Dataset records
================

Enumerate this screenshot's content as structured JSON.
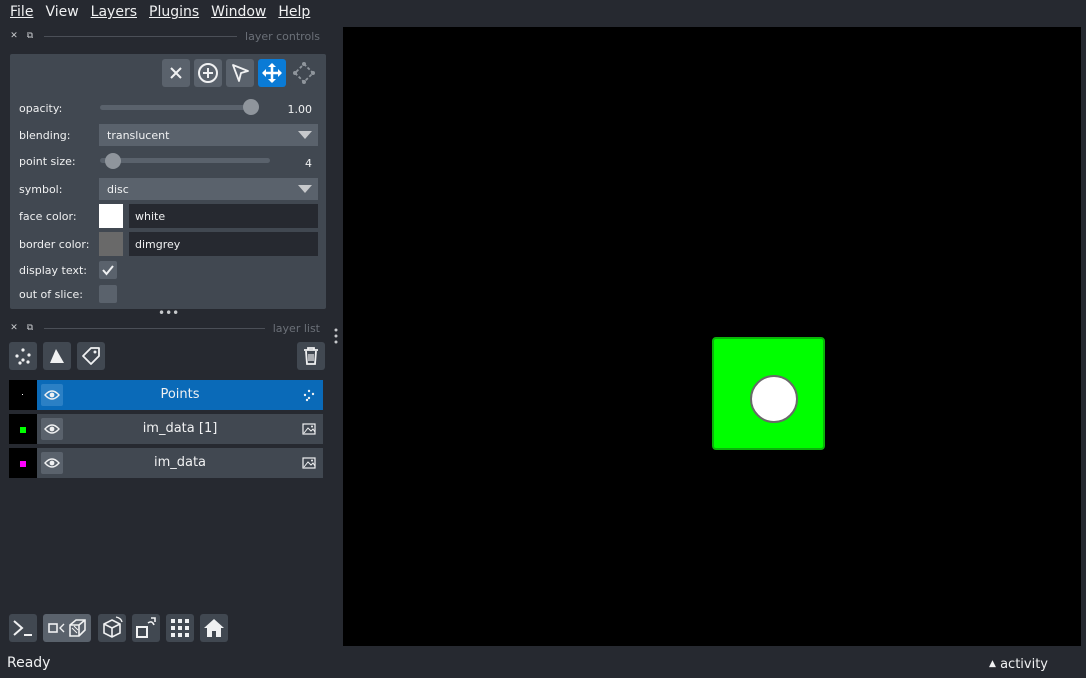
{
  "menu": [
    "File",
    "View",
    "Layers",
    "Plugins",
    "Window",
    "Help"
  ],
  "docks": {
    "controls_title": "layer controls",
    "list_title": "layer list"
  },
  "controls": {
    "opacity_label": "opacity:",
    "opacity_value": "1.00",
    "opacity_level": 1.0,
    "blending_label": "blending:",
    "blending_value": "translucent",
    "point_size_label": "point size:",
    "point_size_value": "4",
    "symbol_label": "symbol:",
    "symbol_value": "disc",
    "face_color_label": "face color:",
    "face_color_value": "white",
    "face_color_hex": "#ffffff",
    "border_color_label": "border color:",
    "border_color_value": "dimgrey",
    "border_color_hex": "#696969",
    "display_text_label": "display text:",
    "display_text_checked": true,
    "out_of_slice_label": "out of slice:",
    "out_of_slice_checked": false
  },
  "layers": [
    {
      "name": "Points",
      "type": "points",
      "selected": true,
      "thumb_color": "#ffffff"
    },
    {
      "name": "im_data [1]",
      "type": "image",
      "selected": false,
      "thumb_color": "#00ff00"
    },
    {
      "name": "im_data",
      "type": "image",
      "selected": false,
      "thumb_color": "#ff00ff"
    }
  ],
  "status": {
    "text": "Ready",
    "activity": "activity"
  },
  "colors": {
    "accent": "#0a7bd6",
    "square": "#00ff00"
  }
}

================

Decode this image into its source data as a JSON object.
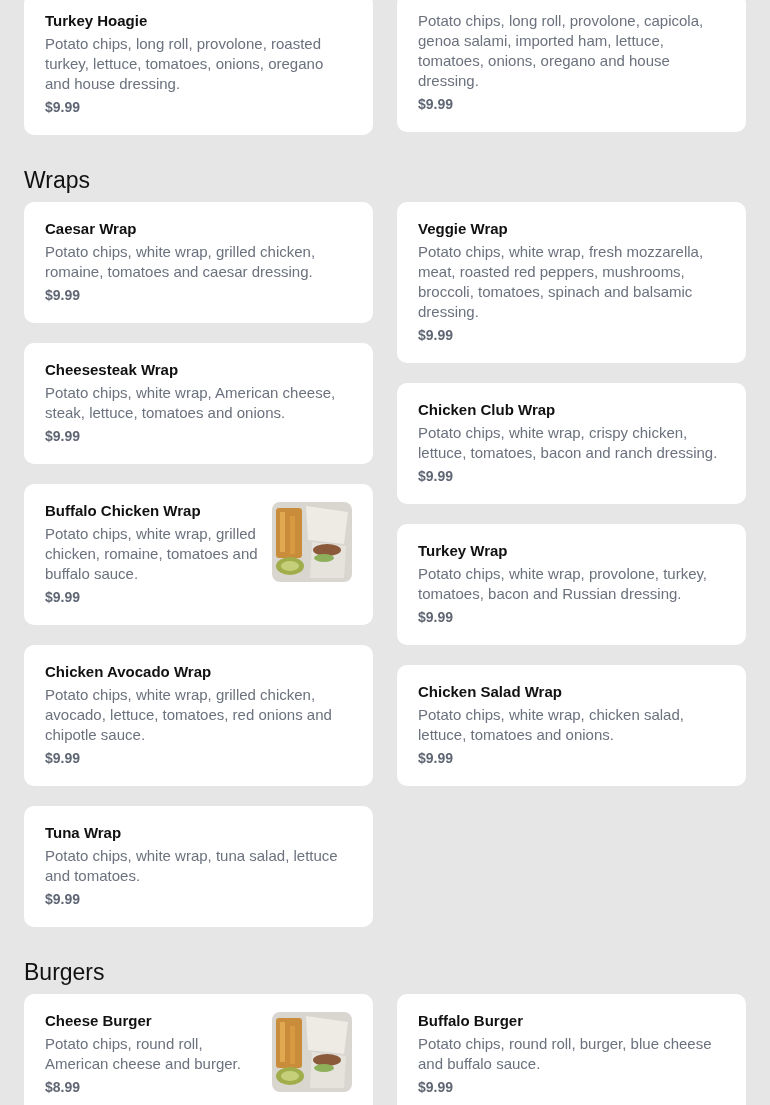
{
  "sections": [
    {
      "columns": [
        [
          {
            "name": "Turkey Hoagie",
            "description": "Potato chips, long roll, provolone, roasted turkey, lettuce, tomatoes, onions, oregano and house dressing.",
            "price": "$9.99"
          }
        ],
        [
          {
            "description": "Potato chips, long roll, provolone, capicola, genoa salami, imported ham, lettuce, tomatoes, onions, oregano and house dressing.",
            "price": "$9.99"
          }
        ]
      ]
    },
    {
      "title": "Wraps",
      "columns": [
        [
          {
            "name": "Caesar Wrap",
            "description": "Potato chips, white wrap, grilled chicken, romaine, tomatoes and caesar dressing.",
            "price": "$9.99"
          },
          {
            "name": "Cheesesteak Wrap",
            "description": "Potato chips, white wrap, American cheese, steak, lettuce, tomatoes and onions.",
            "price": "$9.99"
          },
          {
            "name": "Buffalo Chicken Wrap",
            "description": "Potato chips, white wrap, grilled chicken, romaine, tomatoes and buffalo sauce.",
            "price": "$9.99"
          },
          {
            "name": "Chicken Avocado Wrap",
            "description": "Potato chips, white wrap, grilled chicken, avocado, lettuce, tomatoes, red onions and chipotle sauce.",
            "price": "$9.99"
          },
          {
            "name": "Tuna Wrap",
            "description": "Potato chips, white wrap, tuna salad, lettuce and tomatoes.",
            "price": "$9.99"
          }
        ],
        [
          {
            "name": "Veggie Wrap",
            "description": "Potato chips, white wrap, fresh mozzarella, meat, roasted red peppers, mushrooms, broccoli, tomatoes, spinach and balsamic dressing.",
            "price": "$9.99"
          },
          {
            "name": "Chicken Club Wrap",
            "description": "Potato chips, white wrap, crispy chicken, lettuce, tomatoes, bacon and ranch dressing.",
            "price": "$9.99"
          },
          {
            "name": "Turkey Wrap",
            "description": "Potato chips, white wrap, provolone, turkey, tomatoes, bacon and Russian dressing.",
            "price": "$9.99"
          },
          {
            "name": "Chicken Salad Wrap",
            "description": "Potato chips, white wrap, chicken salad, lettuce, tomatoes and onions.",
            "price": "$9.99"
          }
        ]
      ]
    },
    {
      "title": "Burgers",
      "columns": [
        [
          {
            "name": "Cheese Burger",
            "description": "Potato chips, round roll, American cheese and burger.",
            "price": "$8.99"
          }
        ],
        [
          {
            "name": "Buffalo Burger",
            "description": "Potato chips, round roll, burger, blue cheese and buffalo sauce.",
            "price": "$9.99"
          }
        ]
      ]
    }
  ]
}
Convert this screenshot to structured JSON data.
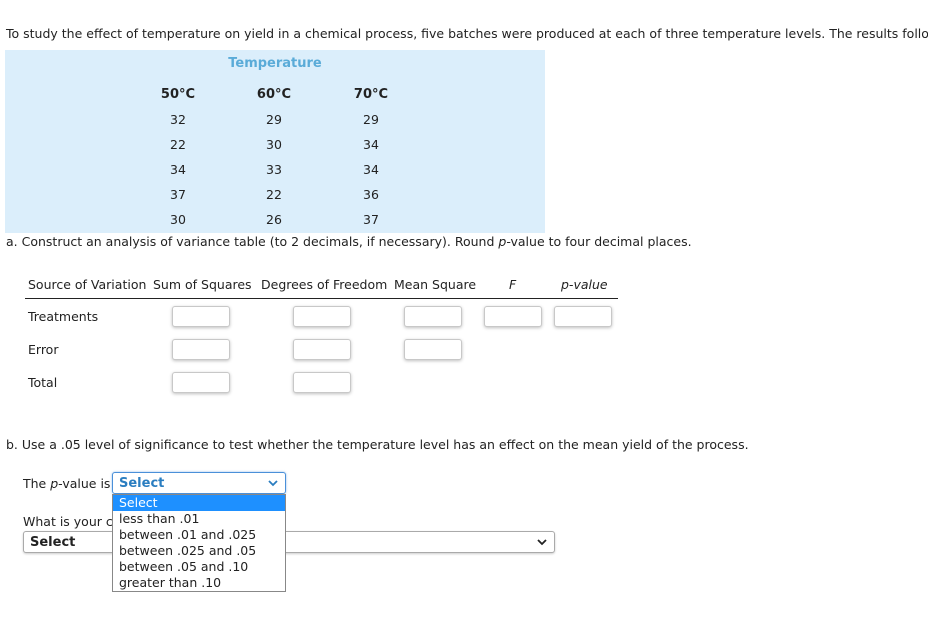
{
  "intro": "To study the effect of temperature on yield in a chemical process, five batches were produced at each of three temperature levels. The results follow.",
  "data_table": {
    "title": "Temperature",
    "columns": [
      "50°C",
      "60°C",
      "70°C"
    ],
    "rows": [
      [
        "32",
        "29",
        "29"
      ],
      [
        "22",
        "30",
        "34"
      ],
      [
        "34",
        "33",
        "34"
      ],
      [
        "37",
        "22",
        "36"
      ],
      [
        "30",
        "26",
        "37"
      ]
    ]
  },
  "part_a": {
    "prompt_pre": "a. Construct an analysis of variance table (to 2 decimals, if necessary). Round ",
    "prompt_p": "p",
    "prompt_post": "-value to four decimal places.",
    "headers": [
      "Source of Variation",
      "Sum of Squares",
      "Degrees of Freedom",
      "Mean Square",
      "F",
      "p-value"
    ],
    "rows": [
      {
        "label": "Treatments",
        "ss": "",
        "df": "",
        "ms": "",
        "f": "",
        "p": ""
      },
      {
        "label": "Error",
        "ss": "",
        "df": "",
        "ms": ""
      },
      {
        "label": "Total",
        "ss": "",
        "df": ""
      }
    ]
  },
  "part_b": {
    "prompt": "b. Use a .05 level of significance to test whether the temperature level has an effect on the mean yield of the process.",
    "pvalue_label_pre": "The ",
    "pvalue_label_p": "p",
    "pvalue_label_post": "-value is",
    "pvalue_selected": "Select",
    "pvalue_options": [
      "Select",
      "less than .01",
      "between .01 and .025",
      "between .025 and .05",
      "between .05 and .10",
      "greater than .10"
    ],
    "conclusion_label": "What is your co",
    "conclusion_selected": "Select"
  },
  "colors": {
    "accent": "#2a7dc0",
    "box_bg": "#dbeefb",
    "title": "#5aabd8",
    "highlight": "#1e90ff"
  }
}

================

Task directions
Count the lines of the listing above that include the word "screenshot" and state the total with nothing else.

The response
2